(Dataset items)

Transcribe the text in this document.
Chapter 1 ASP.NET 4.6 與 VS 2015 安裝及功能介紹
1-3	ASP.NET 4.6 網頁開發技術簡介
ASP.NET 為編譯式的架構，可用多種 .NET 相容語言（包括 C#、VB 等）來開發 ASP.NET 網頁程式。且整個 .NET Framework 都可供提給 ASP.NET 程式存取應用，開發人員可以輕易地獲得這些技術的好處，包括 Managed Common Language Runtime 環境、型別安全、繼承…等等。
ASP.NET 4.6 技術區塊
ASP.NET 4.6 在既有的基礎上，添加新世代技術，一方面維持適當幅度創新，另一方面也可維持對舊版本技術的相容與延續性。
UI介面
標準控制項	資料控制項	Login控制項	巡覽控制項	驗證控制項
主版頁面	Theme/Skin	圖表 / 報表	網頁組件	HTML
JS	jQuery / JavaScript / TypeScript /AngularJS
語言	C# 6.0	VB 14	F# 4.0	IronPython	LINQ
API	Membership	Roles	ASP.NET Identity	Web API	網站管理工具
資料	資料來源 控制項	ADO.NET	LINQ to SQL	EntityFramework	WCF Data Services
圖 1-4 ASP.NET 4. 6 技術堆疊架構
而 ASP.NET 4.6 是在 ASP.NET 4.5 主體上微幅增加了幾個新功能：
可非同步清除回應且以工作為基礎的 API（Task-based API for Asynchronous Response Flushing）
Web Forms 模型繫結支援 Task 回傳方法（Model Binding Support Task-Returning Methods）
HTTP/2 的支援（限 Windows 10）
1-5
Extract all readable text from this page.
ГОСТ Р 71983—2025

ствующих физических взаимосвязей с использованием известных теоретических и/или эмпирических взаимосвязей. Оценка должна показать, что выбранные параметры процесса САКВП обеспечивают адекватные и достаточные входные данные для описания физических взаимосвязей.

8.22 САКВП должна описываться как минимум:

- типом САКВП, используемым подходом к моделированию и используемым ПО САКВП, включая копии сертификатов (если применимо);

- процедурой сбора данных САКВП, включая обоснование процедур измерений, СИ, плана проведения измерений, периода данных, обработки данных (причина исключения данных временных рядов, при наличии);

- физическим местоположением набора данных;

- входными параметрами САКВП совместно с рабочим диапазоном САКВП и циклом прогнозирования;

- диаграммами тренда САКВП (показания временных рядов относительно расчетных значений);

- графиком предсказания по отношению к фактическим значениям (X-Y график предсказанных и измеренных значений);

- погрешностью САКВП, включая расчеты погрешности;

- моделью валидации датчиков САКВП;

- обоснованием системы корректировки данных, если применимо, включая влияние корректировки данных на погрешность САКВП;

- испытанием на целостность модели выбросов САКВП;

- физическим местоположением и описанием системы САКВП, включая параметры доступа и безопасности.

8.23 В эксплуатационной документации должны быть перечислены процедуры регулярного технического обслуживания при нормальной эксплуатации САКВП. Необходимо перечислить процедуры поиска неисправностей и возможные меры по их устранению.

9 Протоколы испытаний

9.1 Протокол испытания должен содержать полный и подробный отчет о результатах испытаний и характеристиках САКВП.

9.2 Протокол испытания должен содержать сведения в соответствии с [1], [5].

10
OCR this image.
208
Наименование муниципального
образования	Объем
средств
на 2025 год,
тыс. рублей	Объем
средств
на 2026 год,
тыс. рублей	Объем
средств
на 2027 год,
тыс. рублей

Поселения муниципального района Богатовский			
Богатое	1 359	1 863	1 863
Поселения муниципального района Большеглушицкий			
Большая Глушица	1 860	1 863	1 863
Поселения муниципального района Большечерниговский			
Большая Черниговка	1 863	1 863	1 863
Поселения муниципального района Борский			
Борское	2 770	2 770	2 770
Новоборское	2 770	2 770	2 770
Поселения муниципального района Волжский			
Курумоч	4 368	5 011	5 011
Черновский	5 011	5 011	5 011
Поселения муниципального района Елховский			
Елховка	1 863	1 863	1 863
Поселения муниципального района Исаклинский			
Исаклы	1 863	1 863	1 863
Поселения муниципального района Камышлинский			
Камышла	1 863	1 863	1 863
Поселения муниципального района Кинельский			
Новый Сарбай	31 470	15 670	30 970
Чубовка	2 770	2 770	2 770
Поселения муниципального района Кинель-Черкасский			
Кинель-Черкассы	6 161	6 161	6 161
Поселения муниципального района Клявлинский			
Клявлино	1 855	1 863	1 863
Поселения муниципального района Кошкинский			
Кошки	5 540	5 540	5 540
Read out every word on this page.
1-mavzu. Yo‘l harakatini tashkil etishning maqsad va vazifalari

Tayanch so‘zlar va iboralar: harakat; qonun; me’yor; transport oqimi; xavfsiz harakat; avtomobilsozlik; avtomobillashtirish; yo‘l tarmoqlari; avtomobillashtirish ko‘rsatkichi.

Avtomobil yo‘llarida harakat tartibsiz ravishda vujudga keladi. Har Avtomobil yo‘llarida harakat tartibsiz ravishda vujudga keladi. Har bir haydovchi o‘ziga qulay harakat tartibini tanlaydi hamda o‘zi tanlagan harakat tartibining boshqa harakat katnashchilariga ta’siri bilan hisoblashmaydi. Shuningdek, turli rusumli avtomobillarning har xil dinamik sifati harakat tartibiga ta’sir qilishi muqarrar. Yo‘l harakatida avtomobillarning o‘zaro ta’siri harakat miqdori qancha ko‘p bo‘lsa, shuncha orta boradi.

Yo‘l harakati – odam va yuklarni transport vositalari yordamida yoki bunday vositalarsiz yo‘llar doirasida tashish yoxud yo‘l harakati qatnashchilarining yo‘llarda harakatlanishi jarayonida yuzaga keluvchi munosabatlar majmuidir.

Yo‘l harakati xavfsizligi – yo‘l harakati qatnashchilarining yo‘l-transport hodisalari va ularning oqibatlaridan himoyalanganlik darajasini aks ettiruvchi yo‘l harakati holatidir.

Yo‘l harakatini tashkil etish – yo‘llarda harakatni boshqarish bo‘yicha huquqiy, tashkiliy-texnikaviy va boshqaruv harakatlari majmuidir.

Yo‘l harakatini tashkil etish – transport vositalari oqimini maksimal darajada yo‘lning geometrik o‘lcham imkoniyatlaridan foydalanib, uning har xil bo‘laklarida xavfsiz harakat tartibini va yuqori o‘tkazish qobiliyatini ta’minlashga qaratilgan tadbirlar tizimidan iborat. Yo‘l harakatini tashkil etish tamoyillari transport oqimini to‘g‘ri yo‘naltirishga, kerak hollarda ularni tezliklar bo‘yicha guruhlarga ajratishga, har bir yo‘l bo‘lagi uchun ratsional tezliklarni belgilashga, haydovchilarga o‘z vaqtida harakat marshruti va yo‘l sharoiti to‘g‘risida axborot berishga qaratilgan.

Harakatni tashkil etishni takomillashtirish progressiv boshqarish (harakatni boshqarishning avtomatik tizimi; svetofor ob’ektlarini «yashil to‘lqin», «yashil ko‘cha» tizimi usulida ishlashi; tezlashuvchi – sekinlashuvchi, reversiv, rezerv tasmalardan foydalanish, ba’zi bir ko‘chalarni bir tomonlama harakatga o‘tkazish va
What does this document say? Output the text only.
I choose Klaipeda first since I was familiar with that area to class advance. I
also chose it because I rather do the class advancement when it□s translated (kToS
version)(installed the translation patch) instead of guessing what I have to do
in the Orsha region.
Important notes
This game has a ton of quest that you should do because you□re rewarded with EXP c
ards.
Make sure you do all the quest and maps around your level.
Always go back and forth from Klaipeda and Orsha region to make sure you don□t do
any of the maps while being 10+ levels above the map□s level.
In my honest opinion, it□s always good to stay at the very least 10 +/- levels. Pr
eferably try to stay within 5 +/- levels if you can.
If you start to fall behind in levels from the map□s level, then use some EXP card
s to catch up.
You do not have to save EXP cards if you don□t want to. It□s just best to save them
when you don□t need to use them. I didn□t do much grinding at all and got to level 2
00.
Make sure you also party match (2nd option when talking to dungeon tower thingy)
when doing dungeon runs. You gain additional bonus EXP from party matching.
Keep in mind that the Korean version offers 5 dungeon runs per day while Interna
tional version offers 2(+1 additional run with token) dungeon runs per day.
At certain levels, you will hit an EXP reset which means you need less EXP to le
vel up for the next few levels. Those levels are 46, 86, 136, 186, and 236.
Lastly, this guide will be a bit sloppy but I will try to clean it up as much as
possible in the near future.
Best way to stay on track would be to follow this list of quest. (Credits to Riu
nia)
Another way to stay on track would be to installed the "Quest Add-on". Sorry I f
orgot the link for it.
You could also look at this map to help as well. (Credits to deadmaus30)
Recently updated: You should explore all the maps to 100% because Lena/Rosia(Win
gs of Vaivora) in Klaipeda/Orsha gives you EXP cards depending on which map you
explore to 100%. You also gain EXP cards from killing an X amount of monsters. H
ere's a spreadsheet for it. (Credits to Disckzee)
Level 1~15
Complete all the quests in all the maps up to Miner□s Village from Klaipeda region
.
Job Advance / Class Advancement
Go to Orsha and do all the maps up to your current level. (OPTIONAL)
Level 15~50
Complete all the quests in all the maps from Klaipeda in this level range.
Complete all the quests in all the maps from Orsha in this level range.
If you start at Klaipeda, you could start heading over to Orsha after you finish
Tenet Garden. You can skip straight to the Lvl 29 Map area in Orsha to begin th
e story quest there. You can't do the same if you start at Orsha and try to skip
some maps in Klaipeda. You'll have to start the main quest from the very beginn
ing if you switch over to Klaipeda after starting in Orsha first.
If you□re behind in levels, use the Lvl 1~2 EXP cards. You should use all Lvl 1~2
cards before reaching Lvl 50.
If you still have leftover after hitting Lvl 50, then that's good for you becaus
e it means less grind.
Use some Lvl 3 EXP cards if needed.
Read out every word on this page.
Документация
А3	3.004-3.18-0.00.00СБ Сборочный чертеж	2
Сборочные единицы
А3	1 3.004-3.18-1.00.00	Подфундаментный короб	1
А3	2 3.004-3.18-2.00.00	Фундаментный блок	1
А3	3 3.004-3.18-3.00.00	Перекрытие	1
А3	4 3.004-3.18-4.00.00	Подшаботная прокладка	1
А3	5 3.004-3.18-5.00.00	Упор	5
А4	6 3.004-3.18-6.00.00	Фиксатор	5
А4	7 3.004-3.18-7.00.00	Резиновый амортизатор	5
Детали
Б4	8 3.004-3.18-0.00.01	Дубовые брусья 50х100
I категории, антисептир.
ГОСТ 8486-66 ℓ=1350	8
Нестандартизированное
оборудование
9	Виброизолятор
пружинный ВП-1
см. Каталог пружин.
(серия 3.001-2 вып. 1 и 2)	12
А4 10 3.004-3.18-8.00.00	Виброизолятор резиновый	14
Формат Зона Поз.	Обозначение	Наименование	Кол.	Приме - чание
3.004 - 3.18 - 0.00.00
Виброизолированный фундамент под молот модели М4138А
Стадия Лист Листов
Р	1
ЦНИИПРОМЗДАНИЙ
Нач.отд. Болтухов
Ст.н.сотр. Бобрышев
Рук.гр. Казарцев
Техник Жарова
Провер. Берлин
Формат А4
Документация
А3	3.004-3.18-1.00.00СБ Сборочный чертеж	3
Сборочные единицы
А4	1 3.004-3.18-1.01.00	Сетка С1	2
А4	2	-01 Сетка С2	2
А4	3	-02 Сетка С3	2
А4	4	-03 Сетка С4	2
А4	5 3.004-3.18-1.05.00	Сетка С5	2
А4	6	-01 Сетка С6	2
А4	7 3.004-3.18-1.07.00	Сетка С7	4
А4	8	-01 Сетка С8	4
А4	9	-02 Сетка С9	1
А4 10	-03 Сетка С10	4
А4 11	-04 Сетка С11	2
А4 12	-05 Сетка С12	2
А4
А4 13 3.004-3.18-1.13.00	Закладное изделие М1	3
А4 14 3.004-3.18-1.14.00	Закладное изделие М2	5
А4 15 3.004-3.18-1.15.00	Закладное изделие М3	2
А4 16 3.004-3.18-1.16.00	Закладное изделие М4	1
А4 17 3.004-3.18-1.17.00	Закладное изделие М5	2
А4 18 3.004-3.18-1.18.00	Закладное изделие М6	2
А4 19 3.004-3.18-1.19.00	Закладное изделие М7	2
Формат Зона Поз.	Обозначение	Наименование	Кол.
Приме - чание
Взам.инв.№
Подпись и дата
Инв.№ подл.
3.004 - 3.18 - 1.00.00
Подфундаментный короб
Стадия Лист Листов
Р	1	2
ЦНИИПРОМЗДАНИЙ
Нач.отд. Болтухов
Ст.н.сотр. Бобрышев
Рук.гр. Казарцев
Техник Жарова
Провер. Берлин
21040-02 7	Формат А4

* **REQUIRED WORK**: Lines holding the word "installed" in the entries above are the ones to pull out. Copy them all.

* **REPLY**:
version)(installed the translation patch) instead of guessing what I have to do
Another way to stay on track would be to installed the "Quest Add-on". Sorry I f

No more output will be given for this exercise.